(OBJECTIVE)
Work out how many lines of the records contain "projected". Answer with the number and nothing else.

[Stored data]
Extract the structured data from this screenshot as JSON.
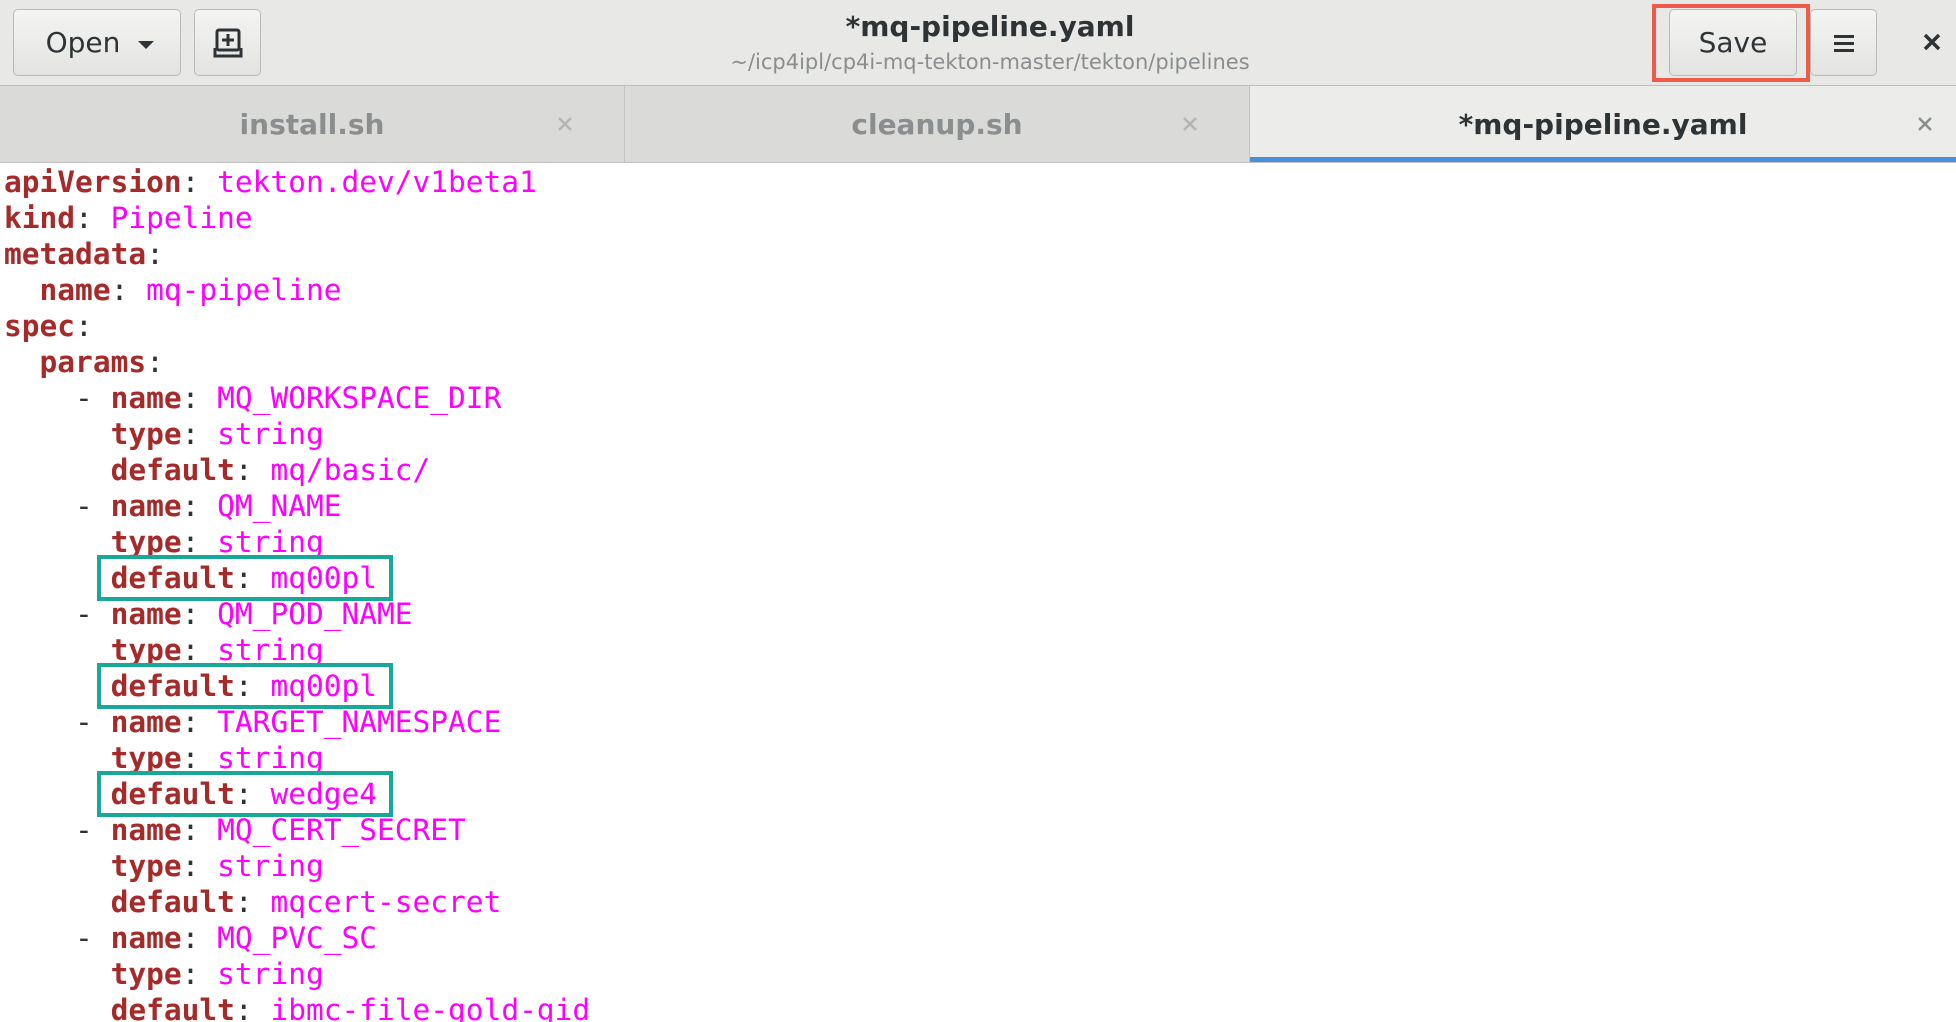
{
  "header": {
    "open_label": "Open",
    "save_label": "Save",
    "title": "*mq-pipeline.yaml",
    "path": "~/icp4ipl/cp4i-mq-tekton-master/tekton/pipelines",
    "icons": {
      "open_menu": "chevron-down-icon",
      "new_document": "new-document-icon",
      "menu": "hamburger-menu-icon",
      "close_window": "close-icon"
    },
    "save_highlight_color": "#f05a4a"
  },
  "tabs": [
    {
      "label": "install.sh",
      "active": false
    },
    {
      "label": "cleanup.sh",
      "active": false
    },
    {
      "label": "*mq-pipeline.yaml",
      "active": true
    }
  ],
  "editor": {
    "colors": {
      "key": "#a52a2a",
      "value": "#ff00ff",
      "punctuation": "#2e3436",
      "highlight_box": "#17a89a",
      "active_tab_underline": "#4a90d9"
    },
    "lines": [
      {
        "indent": "",
        "dash": "",
        "key": "apiVersion",
        "value": "tekton.dev/v1beta1"
      },
      {
        "indent": "",
        "dash": "",
        "key": "kind",
        "value": "Pipeline"
      },
      {
        "indent": "",
        "dash": "",
        "key": "metadata",
        "value": ""
      },
      {
        "indent": "  ",
        "dash": "",
        "key": "name",
        "value": "mq-pipeline"
      },
      {
        "indent": "",
        "dash": "",
        "key": "spec",
        "value": ""
      },
      {
        "indent": "  ",
        "dash": "",
        "key": "params",
        "value": ""
      },
      {
        "indent": "    ",
        "dash": "- ",
        "key": "name",
        "value": "MQ_WORKSPACE_DIR"
      },
      {
        "indent": "      ",
        "dash": "",
        "key": "type",
        "value": "string"
      },
      {
        "indent": "      ",
        "dash": "",
        "key": "default",
        "value": "mq/basic/"
      },
      {
        "indent": "    ",
        "dash": "- ",
        "key": "name",
        "value": "QM_NAME"
      },
      {
        "indent": "      ",
        "dash": "",
        "key": "type",
        "value": "string"
      },
      {
        "indent": "      ",
        "dash": "",
        "key": "default",
        "value": "mq00pl",
        "highlighted": true
      },
      {
        "indent": "    ",
        "dash": "- ",
        "key": "name",
        "value": "QM_POD_NAME"
      },
      {
        "indent": "      ",
        "dash": "",
        "key": "type",
        "value": "string"
      },
      {
        "indent": "      ",
        "dash": "",
        "key": "default",
        "value": "mq00pl",
        "highlighted": true
      },
      {
        "indent": "    ",
        "dash": "- ",
        "key": "name",
        "value": "TARGET_NAMESPACE"
      },
      {
        "indent": "      ",
        "dash": "",
        "key": "type",
        "value": "string"
      },
      {
        "indent": "      ",
        "dash": "",
        "key": "default",
        "value": "wedge4",
        "highlighted": true
      },
      {
        "indent": "    ",
        "dash": "- ",
        "key": "name",
        "value": "MQ_CERT_SECRET"
      },
      {
        "indent": "      ",
        "dash": "",
        "key": "type",
        "value": "string"
      },
      {
        "indent": "      ",
        "dash": "",
        "key": "default",
        "value": "mqcert-secret"
      },
      {
        "indent": "    ",
        "dash": "- ",
        "key": "name",
        "value": "MQ_PVC_SC"
      },
      {
        "indent": "      ",
        "dash": "",
        "key": "type",
        "value": "string"
      },
      {
        "indent": "      ",
        "dash": "",
        "key": "default",
        "value": "ibmc-file-gold-gid"
      }
    ]
  }
}
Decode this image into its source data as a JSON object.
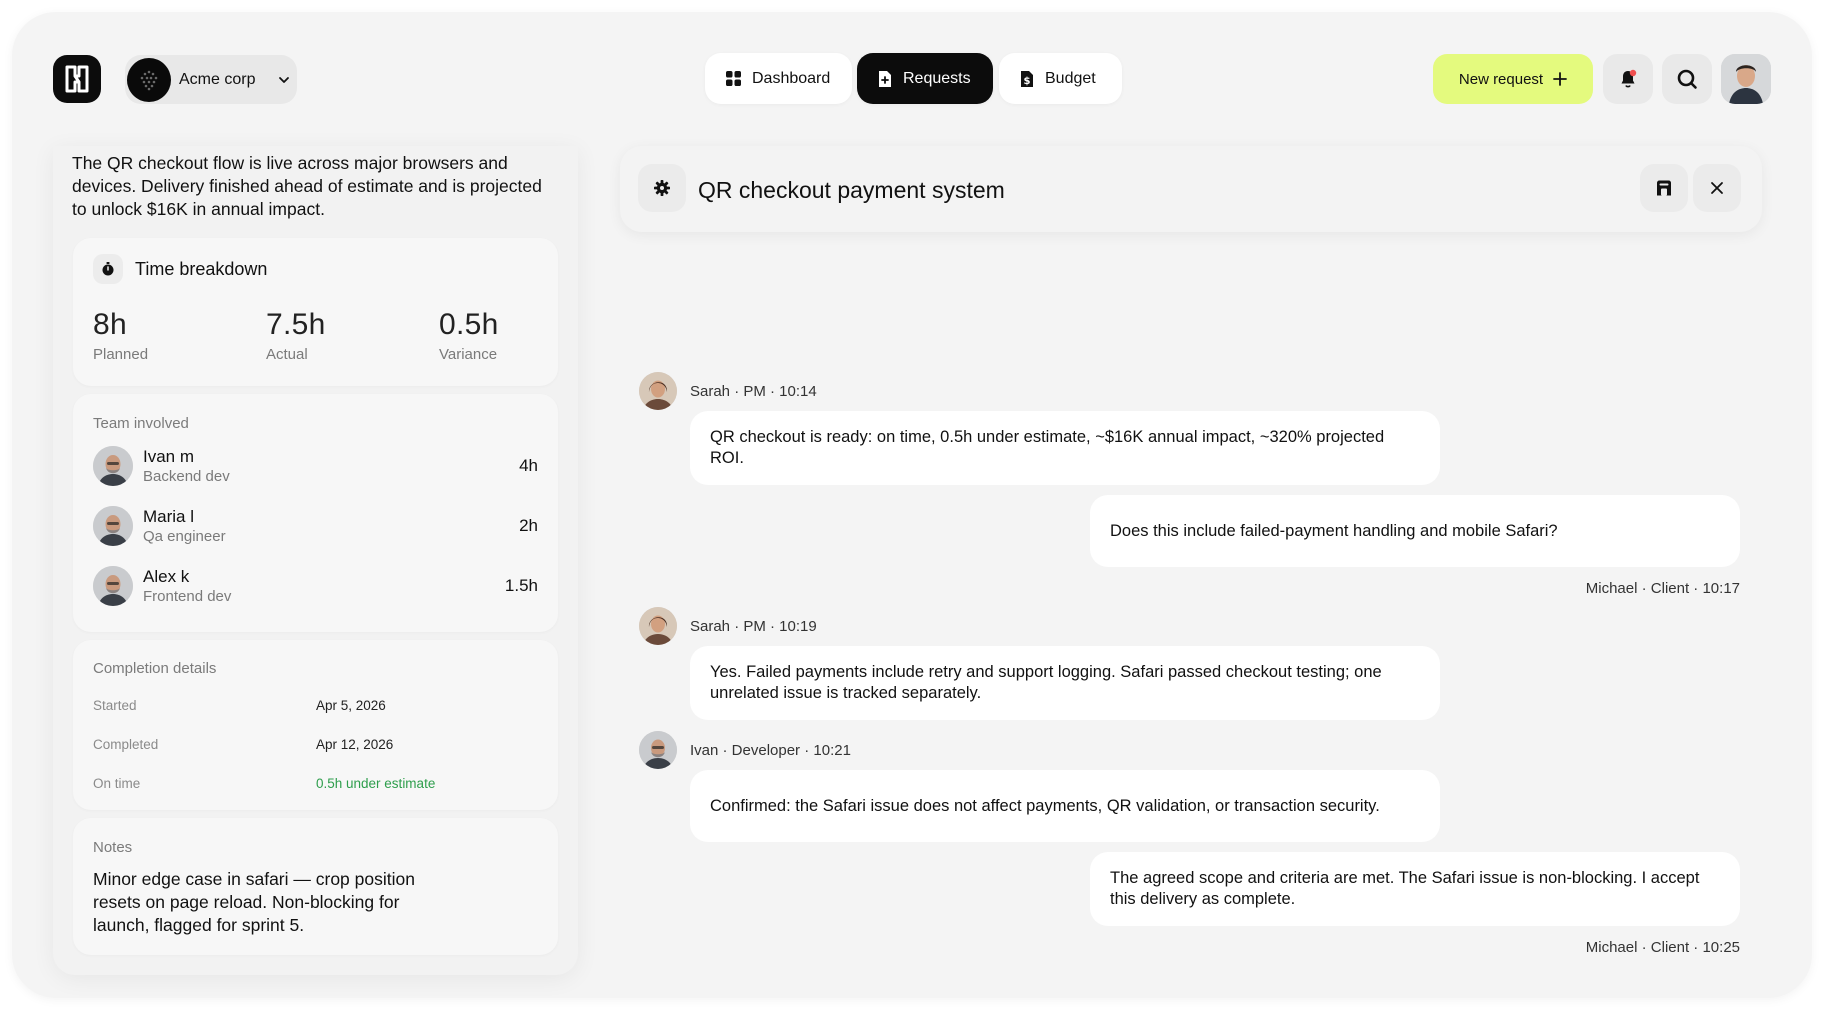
{
  "header": {
    "org": {
      "name": "Acme corp"
    },
    "nav": [
      {
        "label": "Dashboard",
        "icon": "grid-icon",
        "active": false
      },
      {
        "label": "Requests",
        "icon": "document-icon",
        "active": true
      },
      {
        "label": "Budget",
        "icon": "dollar-document-icon",
        "active": false
      }
    ],
    "new_request_label": "New request",
    "accent_color": "#e4fa7e"
  },
  "left_panel": {
    "summary": "The QR checkout flow is live across major browsers and devices. Delivery finished ahead of estimate and is projected to unlock $16K in annual impact.",
    "time_breakdown": {
      "title": "Time breakdown",
      "stats": [
        {
          "value": "8h",
          "label": "Planned"
        },
        {
          "value": "7.5h",
          "label": "Actual"
        },
        {
          "value": "0.5h",
          "label": "Variance"
        }
      ]
    },
    "team": {
      "title": "Team involved",
      "members": [
        {
          "name": "Ivan m",
          "role": "Backend dev",
          "hours": "4h"
        },
        {
          "name": "Maria l",
          "role": "Qa engineer",
          "hours": "2h"
        },
        {
          "name": "Alex k",
          "role": "Frontend dev",
          "hours": "1.5h"
        }
      ]
    },
    "completion": {
      "title": "Completion details",
      "rows": [
        {
          "key": "Started",
          "value": "Apr 5, 2026"
        },
        {
          "key": "Completed",
          "value": "Apr 12, 2026"
        },
        {
          "key": "On time",
          "value": "0.5h under estimate"
        }
      ]
    },
    "notes": {
      "title": "Notes",
      "text": "Minor edge case in safari — crop position resets on page reload. Non-blocking for launch, flagged for sprint 5."
    }
  },
  "request": {
    "title": "QR checkout payment system"
  },
  "messages": [
    {
      "meta": "Sarah · PM · 10:14",
      "text": "QR checkout is ready: on time, 0.5h under estimate, ~$16K annual impact, ~320% projected ROI."
    },
    {
      "meta": "Michael · Client · 10:17",
      "text": "Does this include failed-payment handling and mobile Safari?"
    },
    {
      "meta": "Sarah · PM · 10:19",
      "text": "Yes. Failed payments include retry and support logging. Safari passed checkout testing; one unrelated issue is tracked separately."
    },
    {
      "meta": "Ivan · Developer · 10:21",
      "text": "Confirmed: the Safari issue does not affect payments, QR validation, or transaction security."
    },
    {
      "meta": "Michael · Client · 10:25",
      "text": "The agreed scope and criteria are met. The Safari issue is non-blocking. I accept this delivery as complete."
    }
  ]
}
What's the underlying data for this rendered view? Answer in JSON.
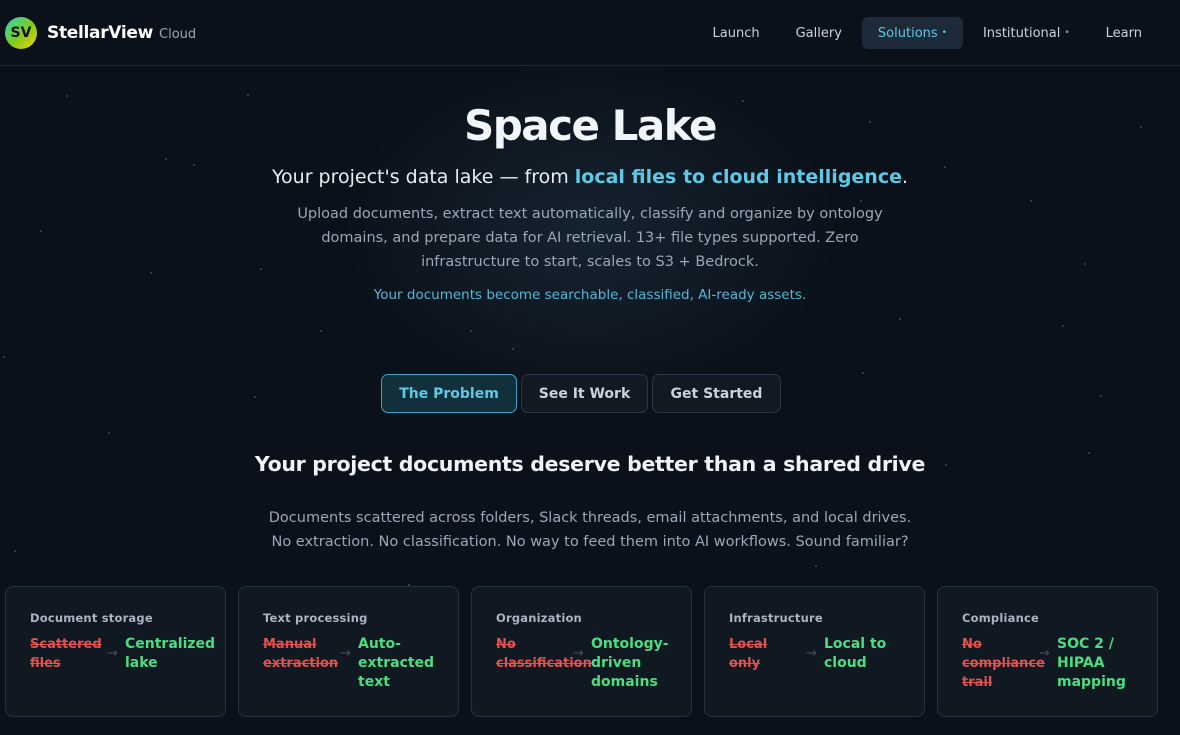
{
  "brand": {
    "initials": "SV",
    "name": "StellarView",
    "suffix": "Cloud"
  },
  "nav": [
    {
      "label": "Launch",
      "dropdown": false,
      "active": false
    },
    {
      "label": "Gallery",
      "dropdown": false,
      "active": false
    },
    {
      "label": "Solutions",
      "dropdown": true,
      "active": true
    },
    {
      "label": "Institutional",
      "dropdown": true,
      "active": false
    },
    {
      "label": "Learn",
      "dropdown": false,
      "active": false
    }
  ],
  "nav_dropdown_marker": "•",
  "hero": {
    "title": "Space Lake",
    "tagline_prefix": "Your project's data lake — from ",
    "tagline_highlight": "local files to cloud intelligence",
    "tagline_suffix": ".",
    "description": "Upload documents, extract text automatically, classify and organize by ontology domains, and prepare data for AI retrieval. 13+ file types supported. Zero infrastructure to start, scales to S3 + Bedrock.",
    "accent_line": "Your documents become searchable, classified, AI-ready assets."
  },
  "tabs": [
    {
      "label": "The Problem",
      "active": true
    },
    {
      "label": "See It Work",
      "active": false
    },
    {
      "label": "Get Started",
      "active": false
    }
  ],
  "section": {
    "title": "Your project documents deserve better than a shared drive",
    "desc_line1": "Documents scattered across folders, Slack threads, email attachments, and local drives.",
    "desc_line2": "No extraction. No classification. No way to feed them into AI workflows. Sound familiar?"
  },
  "cards": [
    {
      "title": "Document storage",
      "old": "Scattered files",
      "new": "Centralized lake"
    },
    {
      "title": "Text processing",
      "old": "Manual extraction",
      "new": "Auto-extracted text"
    },
    {
      "title": "Organization",
      "old": "No classification",
      "new": "Ontology-driven domains"
    },
    {
      "title": "Infrastructure",
      "old": "Local only",
      "new": "Local to cloud"
    },
    {
      "title": "Compliance",
      "old": "No compliance trail",
      "new": "SOC 2 / HIPAA mapping"
    }
  ],
  "arrow_glyph": "→",
  "colors": {
    "background": "#0b111a",
    "accent": "#5ec8e5",
    "struck": "#e0524f",
    "positive": "#4ade80"
  }
}
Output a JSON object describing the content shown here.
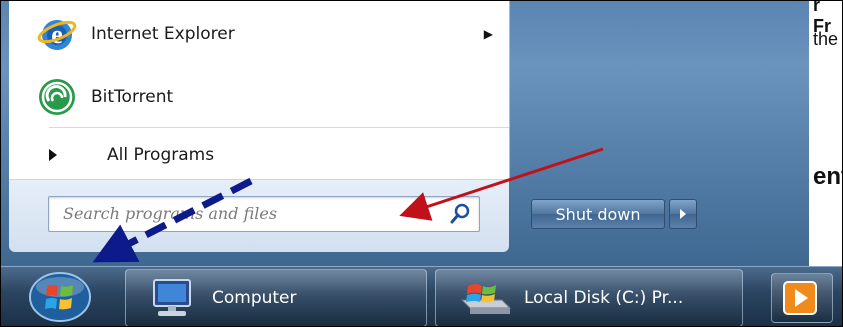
{
  "start_menu": {
    "programs": [
      {
        "label": "Internet Explorer",
        "icon": "internet-explorer-icon",
        "has_submenu": true
      },
      {
        "label": "BitTorrent",
        "icon": "bittorrent-icon",
        "has_submenu": false
      }
    ],
    "all_programs_label": "All Programs",
    "search": {
      "placeholder": "Search programs and files",
      "icon": "search-icon"
    },
    "shutdown_label": "Shut down"
  },
  "taskbar": {
    "start_icon": "windows-start-orb-icon",
    "buttons": [
      {
        "label": "Computer",
        "icon": "computer-icon"
      },
      {
        "label": "Local Disk (C:) Pr...",
        "icon": "local-disk-icon"
      }
    ],
    "tray_icon": "media-player-icon"
  },
  "background_doc": {
    "line1": "r Fr",
    "line2": "the",
    "line3": "ent"
  },
  "annotations": {
    "red_arrow_color": "#c0101a",
    "blue_arrow_color": "#0d1a8c"
  }
}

(OUTPUT OF THE EXERCISE)
2